Exercise objective: Pictures excluded, retype the lines from the one containing "Transcribe the text in this document." through the last line of the data below, both included.

Material for the task:

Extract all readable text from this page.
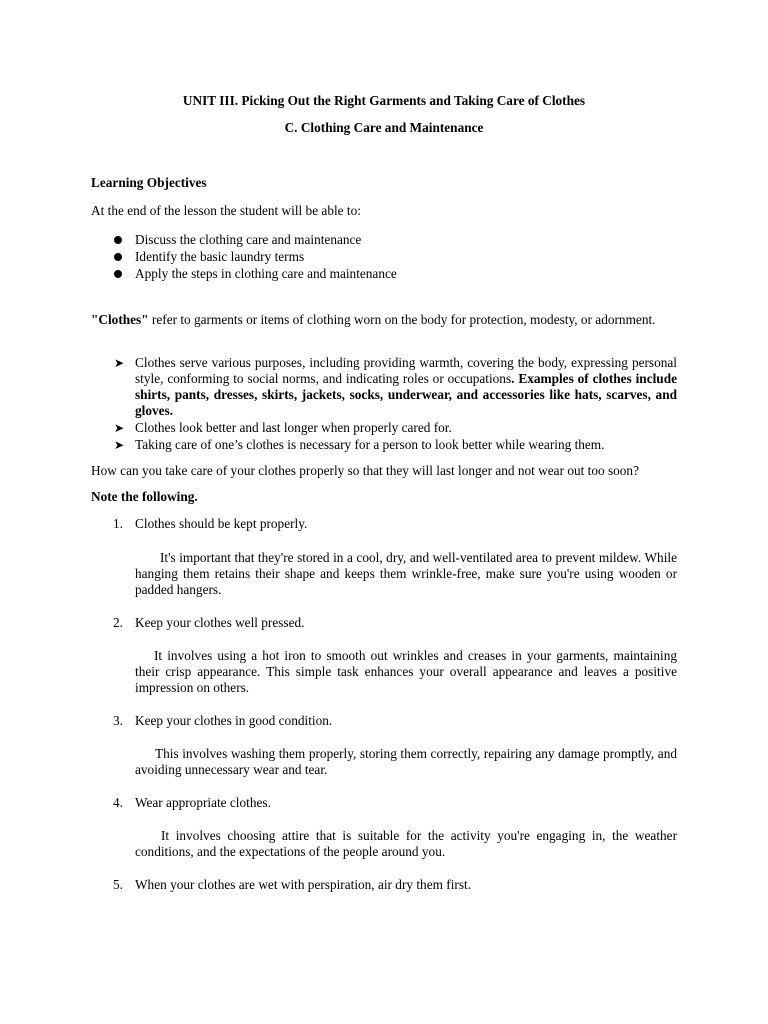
UNIT III. Picking Out the Right Garments and Taking Care of Clothes

C. Clothing Care and Maintenance

Learning Objectives

At the end of the lesson the student will be able to:

Discuss the clothing care and maintenance

Identify the basic laundry terms

Apply the steps in clothing care and maintenance

"Clothes" refer to garments or items of clothing worn on the body for protection, modesty, or adornment.

➤ Clothes serve various purposes, including providing warmth, covering the body, expressing personal style, conforming to social norms, and indicating roles or occupations. Examples of clothes include shirts, pants, dresses, skirts, jackets, socks, underwear, and accessories like hats, scarves, and gloves.

➤ Clothes look better and last longer when properly cared for.

➤ Taking care of one’s clothes is necessary for a person to look better while wearing them.

How can you take care of your clothes properly so that they will last longer and not wear out too soon?

Note the following.

1. Clothes should be kept properly.

It's important that they're stored in a cool, dry, and well-ventilated area to prevent mildew. While hanging them retains their shape and keeps them wrinkle-free, make sure you're using wooden or padded hangers.

2. Keep your clothes well pressed.

It involves using a hot iron to smooth out wrinkles and creases in your garments, maintaining their crisp appearance. This simple task enhances your overall appearance and leaves a positive impression on others.

3. Keep your clothes in good condition.

This involves washing them properly, storing them correctly, repairing any damage promptly, and avoiding unnecessary wear and tear.

4. Wear appropriate clothes.

It involves choosing attire that is suitable for the activity you're engaging in, the weather conditions, and the expectations of the people around you.

5. When your clothes are wet with perspiration, air dry them first.
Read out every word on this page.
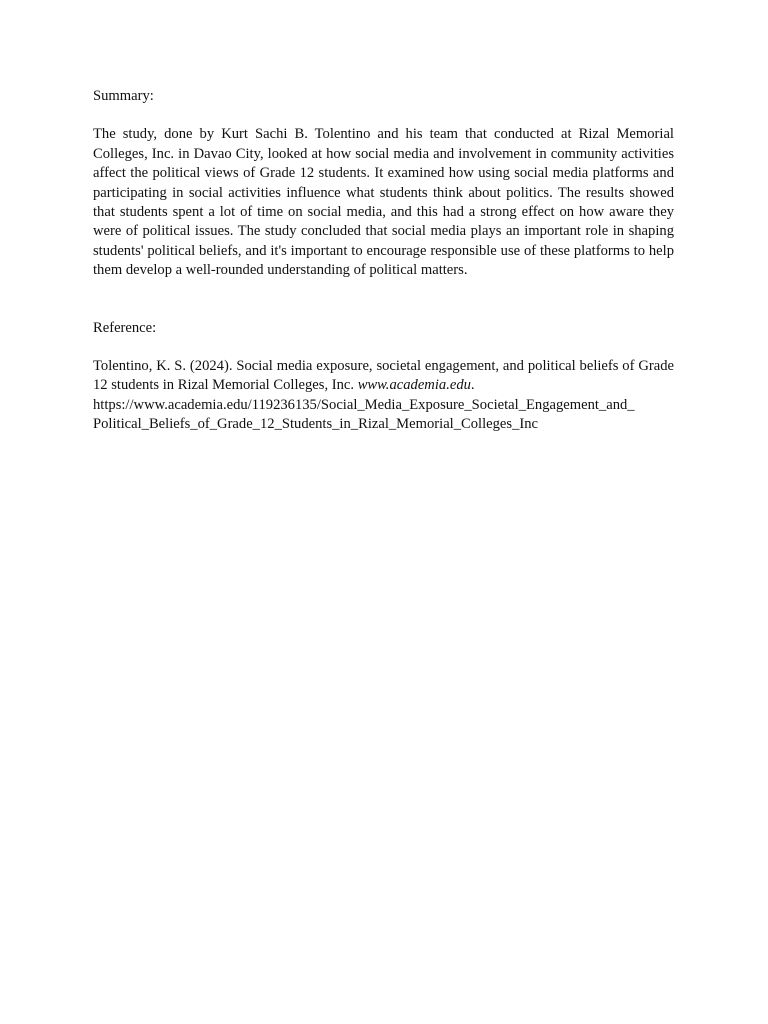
Summary:

The study, done by Kurt Sachi B. Tolentino and his team that conducted at Rizal Memorial Colleges, Inc. in Davao City, looked at how social media and involvement in community activities affect the political views of Grade 12 students. It examined how using social media platforms and participating in social activities influence what students think about politics. The results showed that students spent a lot of time on social media, and this had a strong effect on how aware they were of political issues. The study concluded that social media plays an important role in shaping students' political beliefs, and it's important to encourage responsible use of these platforms to help them develop a well-rounded understanding of political matters.

Reference:

Tolentino, K. S. (2024). Social media exposure, societal engagement, and political beliefs of Grade 12 students in Rizal Memorial Colleges, Inc. www.academia.edu.
https://www.academia.edu/119236135/Social_Media_Exposure_Societal_Engagement_and_
Political_Beliefs_of_Grade_12_Students_in_Rizal_Memorial_Colleges_Inc
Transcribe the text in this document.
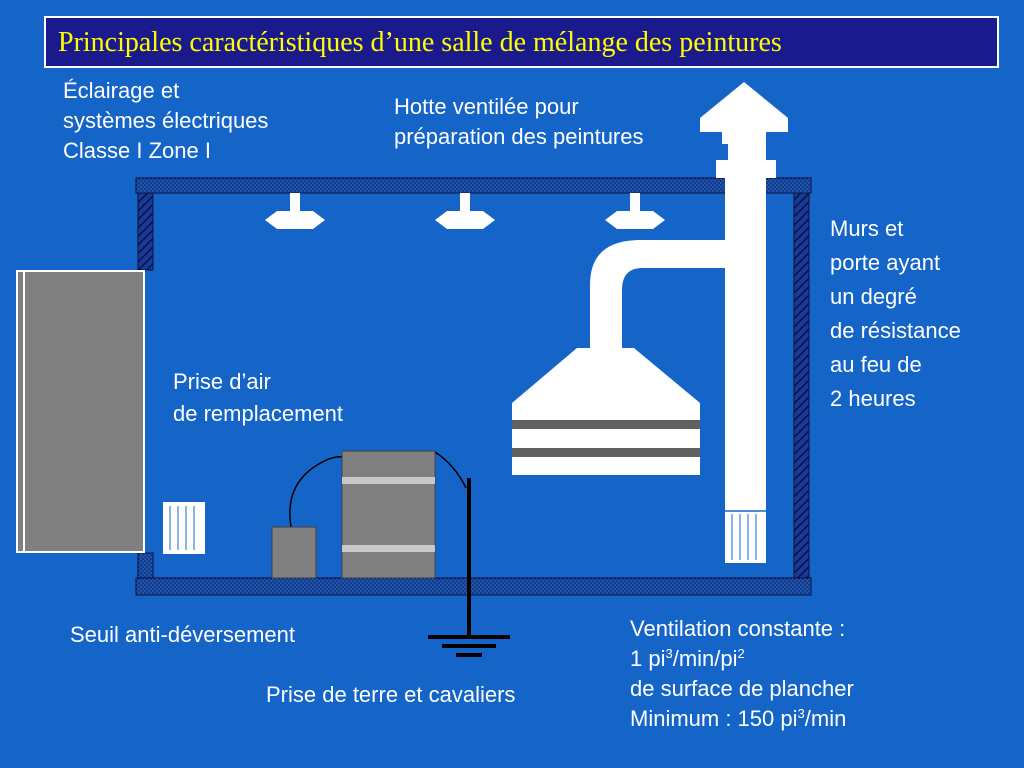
Principales caractéristiques d’une salle de mélange des peintures
Éclairage et
systèmes électriques
Classe I Zone I
Hotte ventilée pour
préparation des peintures
Murs et
porte ayant
un degré
de résistance
au feu de
2 heures
Prise d’air
de remplacement
Seuil anti-déversement
Prise de terre et cavaliers
Ventilation constante :
1 $pi^3/\min/pi^2$
de surface de plancher
Minimum : 150 $pi^3/\min$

The output:
Transcribe the text in this document.
Principales caractéristiques d’une salle de mélange des peintures
Éclairage et
systèmes électriques
Classe I Zone I
Hotte ventilée pour
préparation des peintures
Murs et
porte ayant
un degré
de résistance
au feu de
2 heures
Prise d’air
de remplacement
Seuil anti-déversement
Prise de terre et cavaliers
Ventilation constante :
1 $pi^3/\min/pi^2$
de surface de plancher
Minimum : 150 $pi^3/\min$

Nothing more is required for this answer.